**Exercise:** Print all entries word for word.

**Material to process:**
--- begin ---

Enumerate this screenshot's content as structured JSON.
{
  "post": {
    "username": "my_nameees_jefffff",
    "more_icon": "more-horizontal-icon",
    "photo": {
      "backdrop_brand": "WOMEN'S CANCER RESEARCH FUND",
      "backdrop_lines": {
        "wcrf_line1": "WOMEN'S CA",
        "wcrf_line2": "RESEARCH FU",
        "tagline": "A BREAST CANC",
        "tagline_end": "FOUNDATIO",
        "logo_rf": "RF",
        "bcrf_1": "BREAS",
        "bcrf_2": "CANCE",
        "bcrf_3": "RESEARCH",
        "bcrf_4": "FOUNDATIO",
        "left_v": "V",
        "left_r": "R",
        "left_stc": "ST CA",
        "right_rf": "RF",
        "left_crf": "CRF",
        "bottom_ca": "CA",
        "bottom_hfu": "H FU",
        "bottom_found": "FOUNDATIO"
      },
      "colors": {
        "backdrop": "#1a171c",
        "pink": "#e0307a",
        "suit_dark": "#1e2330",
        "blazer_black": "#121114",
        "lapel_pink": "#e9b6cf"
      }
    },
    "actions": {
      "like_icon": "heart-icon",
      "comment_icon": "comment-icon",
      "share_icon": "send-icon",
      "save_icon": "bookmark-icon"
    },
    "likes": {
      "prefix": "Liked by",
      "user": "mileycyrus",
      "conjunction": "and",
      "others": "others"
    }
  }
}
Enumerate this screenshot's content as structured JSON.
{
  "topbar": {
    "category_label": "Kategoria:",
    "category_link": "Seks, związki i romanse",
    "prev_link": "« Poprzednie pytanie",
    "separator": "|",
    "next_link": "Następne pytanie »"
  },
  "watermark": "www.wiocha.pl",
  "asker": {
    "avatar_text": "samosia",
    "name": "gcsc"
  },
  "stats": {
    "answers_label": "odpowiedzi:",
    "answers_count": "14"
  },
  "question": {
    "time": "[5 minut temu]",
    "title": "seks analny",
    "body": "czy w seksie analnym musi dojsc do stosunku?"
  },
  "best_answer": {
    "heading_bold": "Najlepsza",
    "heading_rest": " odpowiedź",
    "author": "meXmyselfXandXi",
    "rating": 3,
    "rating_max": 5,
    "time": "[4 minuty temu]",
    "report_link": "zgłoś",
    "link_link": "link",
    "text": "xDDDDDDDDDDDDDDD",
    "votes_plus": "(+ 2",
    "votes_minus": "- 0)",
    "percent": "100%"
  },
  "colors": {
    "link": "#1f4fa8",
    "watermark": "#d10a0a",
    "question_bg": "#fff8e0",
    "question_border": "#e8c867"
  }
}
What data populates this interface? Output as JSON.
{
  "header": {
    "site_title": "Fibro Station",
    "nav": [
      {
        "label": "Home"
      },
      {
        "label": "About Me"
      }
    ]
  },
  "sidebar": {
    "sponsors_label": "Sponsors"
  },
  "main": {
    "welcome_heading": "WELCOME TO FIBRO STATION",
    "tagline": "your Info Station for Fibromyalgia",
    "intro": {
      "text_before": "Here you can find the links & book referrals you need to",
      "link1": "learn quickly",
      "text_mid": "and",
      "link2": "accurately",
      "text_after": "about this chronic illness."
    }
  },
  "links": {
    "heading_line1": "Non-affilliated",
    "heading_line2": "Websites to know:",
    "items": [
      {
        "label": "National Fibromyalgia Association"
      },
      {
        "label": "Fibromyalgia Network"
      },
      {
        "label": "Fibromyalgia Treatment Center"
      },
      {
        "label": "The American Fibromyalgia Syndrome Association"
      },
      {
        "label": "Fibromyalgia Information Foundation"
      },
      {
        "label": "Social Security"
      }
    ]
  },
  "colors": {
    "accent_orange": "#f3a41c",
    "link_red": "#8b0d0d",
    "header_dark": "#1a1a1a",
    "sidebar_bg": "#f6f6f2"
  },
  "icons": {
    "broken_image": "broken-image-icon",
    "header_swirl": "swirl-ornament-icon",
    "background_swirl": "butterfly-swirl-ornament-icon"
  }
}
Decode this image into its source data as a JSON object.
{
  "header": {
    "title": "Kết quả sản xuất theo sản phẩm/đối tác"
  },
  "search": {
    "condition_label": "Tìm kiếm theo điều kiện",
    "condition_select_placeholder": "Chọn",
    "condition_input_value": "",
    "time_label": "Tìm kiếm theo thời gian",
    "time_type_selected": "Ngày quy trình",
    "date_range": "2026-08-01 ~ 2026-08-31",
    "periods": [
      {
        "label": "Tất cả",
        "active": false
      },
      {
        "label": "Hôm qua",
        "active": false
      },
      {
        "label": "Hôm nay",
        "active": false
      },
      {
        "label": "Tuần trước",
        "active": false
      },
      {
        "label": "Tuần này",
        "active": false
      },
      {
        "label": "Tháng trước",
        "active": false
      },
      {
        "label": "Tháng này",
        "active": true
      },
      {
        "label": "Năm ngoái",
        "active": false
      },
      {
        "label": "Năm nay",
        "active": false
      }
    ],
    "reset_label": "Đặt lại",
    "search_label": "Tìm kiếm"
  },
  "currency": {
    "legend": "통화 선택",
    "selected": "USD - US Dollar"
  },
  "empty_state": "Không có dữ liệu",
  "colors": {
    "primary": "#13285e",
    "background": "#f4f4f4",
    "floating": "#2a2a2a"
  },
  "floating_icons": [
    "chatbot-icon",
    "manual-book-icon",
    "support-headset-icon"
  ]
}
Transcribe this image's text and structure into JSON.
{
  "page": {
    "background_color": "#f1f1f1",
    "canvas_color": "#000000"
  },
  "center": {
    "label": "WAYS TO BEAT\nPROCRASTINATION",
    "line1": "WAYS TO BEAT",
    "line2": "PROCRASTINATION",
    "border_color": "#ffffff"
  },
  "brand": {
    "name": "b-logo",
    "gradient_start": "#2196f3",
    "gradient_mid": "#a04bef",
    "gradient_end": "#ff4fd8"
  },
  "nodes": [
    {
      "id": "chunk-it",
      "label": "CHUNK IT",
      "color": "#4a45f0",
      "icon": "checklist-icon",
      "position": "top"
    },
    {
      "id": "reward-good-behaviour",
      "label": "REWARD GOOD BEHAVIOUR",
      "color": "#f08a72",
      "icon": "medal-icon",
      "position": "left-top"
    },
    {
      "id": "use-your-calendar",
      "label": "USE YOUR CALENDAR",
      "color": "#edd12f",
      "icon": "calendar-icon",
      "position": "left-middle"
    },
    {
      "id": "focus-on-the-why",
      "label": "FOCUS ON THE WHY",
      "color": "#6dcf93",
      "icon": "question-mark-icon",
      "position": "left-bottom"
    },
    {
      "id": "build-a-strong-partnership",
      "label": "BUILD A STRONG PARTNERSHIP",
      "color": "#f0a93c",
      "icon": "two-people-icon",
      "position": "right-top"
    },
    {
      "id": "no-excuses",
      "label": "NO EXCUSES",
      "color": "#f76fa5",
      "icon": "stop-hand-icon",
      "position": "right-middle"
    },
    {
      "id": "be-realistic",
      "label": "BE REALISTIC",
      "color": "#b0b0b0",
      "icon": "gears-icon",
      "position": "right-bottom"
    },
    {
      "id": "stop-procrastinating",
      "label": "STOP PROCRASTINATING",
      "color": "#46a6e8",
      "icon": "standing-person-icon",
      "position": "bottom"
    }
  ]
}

--- end ---

**Complete output:**
Enumerate this screenshot's content as structured JSON.
{
  "post": {
    "username": "my_nameees_jefffff",
    "more_icon": "more-horizontal-icon",
    "photo": {
      "backdrop_brand": "WOMEN'S CANCER RESEARCH FUND",
      "backdrop_lines": {
        "wcrf_line1": "WOMEN'S CA",
        "wcrf_line2": "RESEARCH FU",
        "tagline": "A BREAST CANC",
        "tagline_end": "FOUNDATIO",
        "logo_rf": "RF",
        "bcrf_1": "BREAS",
        "bcrf_2": "CANCE",
        "bcrf_3": "RESEARCH",
        "bcrf_4": "FOUNDATIO",
        "left_v": "V",
        "left_r": "R",
        "left_stc": "ST CA",
        "right_rf": "RF",
        "left_crf": "CRF",
        "bottom_ca": "CA",
        "bottom_hfu": "H FU",
        "bottom_found": "FOUNDATIO"
      },
      "colors": {
        "backdrop": "#1a171c",
        "pink": "#e0307a",
        "suit_dark": "#1e2330",
        "blazer_black": "#121114",
        "lapel_pink": "#e9b6cf"
      }
    },
    "actions": {
      "like_icon": "heart-icon",
      "comment_icon": "comment-icon",
      "share_icon": "send-icon",
      "save_icon": "bookmark-icon"
    },
    "likes": {
      "prefix": "Liked by",
      "user": "mileycyrus",
      "conjunction": "and",
      "others": "others"
    }
  }
}
Enumerate this screenshot's content as structured JSON.
{
  "topbar": {
    "category_label": "Kategoria:",
    "category_link": "Seks, związki i romanse",
    "prev_link": "« Poprzednie pytanie",
    "separator": "|",
    "next_link": "Następne pytanie »"
  },
  "watermark": "www.wiocha.pl",
  "asker": {
    "avatar_text": "samosia",
    "name": "gcsc"
  },
  "stats": {
    "answers_label": "odpowiedzi:",
    "answers_count": "14"
  },
  "question": {
    "time": "[5 minut temu]",
    "title": "seks analny",
    "body": "czy w seksie analnym musi dojsc do stosunku?"
  },
  "best_answer": {
    "heading_bold": "Najlepsza",
    "heading_rest": " odpowiedź",
    "author": "meXmyselfXandXi",
    "rating": 3,
    "rating_max": 5,
    "time": "[4 minuty temu]",
    "report_link": "zgłoś",
    "link_link": "link",
    "text": "xDDDDDDDDDDDDDDD",
    "votes_plus": "(+ 2",
    "votes_minus": "- 0)",
    "percent": "100%"
  },
  "colors": {
    "link": "#1f4fa8",
    "watermark": "#d10a0a",
    "question_bg": "#fff8e0",
    "question_border": "#e8c867"
  }
}
What data populates this interface? Output as JSON.
{
  "header": {
    "site_title": "Fibro Station",
    "nav": [
      {
        "label": "Home"
      },
      {
        "label": "About Me"
      }
    ]
  },
  "sidebar": {
    "sponsors_label": "Sponsors"
  },
  "main": {
    "welcome_heading": "WELCOME TO FIBRO STATION",
    "tagline": "your Info Station for Fibromyalgia",
    "intro": {
      "text_before": "Here you can find the links & book referrals you need to",
      "link1": "learn quickly",
      "text_mid": "and",
      "link2": "accurately",
      "text_after": "about this chronic illness."
    }
  },
  "links": {
    "heading_line1": "Non-affilliated",
    "heading_line2": "Websites to know:",
    "items": [
      {
        "label": "National Fibromyalgia Association"
      },
      {
        "label": "Fibromyalgia Network"
      },
      {
        "label": "Fibromyalgia Treatment Center"
      },
      {
        "label": "The American Fibromyalgia Syndrome Association"
      },
      {
        "label": "Fibromyalgia Information Foundation"
      },
      {
        "label": "Social Security"
      }
    ]
  },
  "colors": {
    "accent_orange": "#f3a41c",
    "link_red": "#8b0d0d",
    "header_dark": "#1a1a1a",
    "sidebar_bg": "#f6f6f2"
  },
  "icons": {
    "broken_image": "broken-image-icon",
    "header_swirl": "swirl-ornament-icon",
    "background_swirl": "butterfly-swirl-ornament-icon"
  }
}
Decode this image into its source data as a JSON object.
{
  "header": {
    "title": "Kết quả sản xuất theo sản phẩm/đối tác"
  },
  "search": {
    "condition_label": "Tìm kiếm theo điều kiện",
    "condition_select_placeholder": "Chọn",
    "condition_input_value": "",
    "time_label": "Tìm kiếm theo thời gian",
    "time_type_selected": "Ngày quy trình",
    "date_range": "2026-08-01 ~ 2026-08-31",
    "periods": [
      {
        "label": "Tất cả",
        "active": false
      },
      {
        "label": "Hôm qua",
        "active": false
      },
      {
        "label": "Hôm nay",
        "active": false
      },
      {
        "label": "Tuần trước",
        "active": false
      },
      {
        "label": "Tuần này",
        "active": false
      },
      {
        "label": "Tháng trước",
        "active": false
      },
      {
        "label": "Tháng này",
        "active": true
      },
      {
        "label": "Năm ngoái",
        "active": false
      },
      {
        "label": "Năm nay",
        "active": false
      }
    ],
    "reset_label": "Đặt lại",
    "search_label": "Tìm kiếm"
  },
  "currency": {
    "legend": "통화 선택",
    "selected": "USD - US Dollar"
  },
  "empty_state": "Không có dữ liệu",
  "colors": {
    "primary": "#13285e",
    "background": "#f4f4f4",
    "floating": "#2a2a2a"
  },
  "floating_icons": [
    "chatbot-icon",
    "manual-book-icon",
    "support-headset-icon"
  ]
}
Transcribe this image's text and structure into JSON.
{
  "page": {
    "background_color": "#f1f1f1",
    "canvas_color": "#000000"
  },
  "center": {
    "label": "WAYS TO BEAT\nPROCRASTINATION",
    "line1": "WAYS TO BEAT",
    "line2": "PROCRASTINATION",
    "border_color": "#ffffff"
  },
  "brand": {
    "name": "b-logo",
    "gradient_start": "#2196f3",
    "gradient_mid": "#a04bef",
    "gradient_end": "#ff4fd8"
  },
  "nodes": [
    {
      "id": "chunk-it",
      "label": "CHUNK IT",
      "color": "#4a45f0",
      "icon": "checklist-icon",
      "position": "top"
    },
    {
      "id": "reward-good-behaviour",
      "label": "REWARD GOOD BEHAVIOUR",
      "color": "#f08a72",
      "icon": "medal-icon",
      "position": "left-top"
    },
    {
      "id": "use-your-calendar",
      "label": "USE YOUR CALENDAR",
      "color": "#edd12f",
      "icon": "calendar-icon",
      "position": "left-middle"
    },
    {
      "id": "focus-on-the-why",
      "label": "FOCUS ON THE WHY",
      "color": "#6dcf93",
      "icon": "question-mark-icon",
      "position": "left-bottom"
    },
    {
      "id": "build-a-strong-partnership",
      "label": "BUILD A STRONG PARTNERSHIP",
      "color": "#f0a93c",
      "icon": "two-people-icon",
      "position": "right-top"
    },
    {
      "id": "no-excuses",
      "label": "NO EXCUSES",
      "color": "#f76fa5",
      "icon": "stop-hand-icon",
      "position": "right-middle"
    },
    {
      "id": "be-realistic",
      "label": "BE REALISTIC",
      "color": "#b0b0b0",
      "icon": "gears-icon",
      "position": "right-bottom"
    },
    {
      "id": "stop-procrastinating",
      "label": "STOP PROCRASTINATING",
      "color": "#46a6e8",
      "icon": "standing-person-icon",
      "position": "bottom"
    }
  ]
}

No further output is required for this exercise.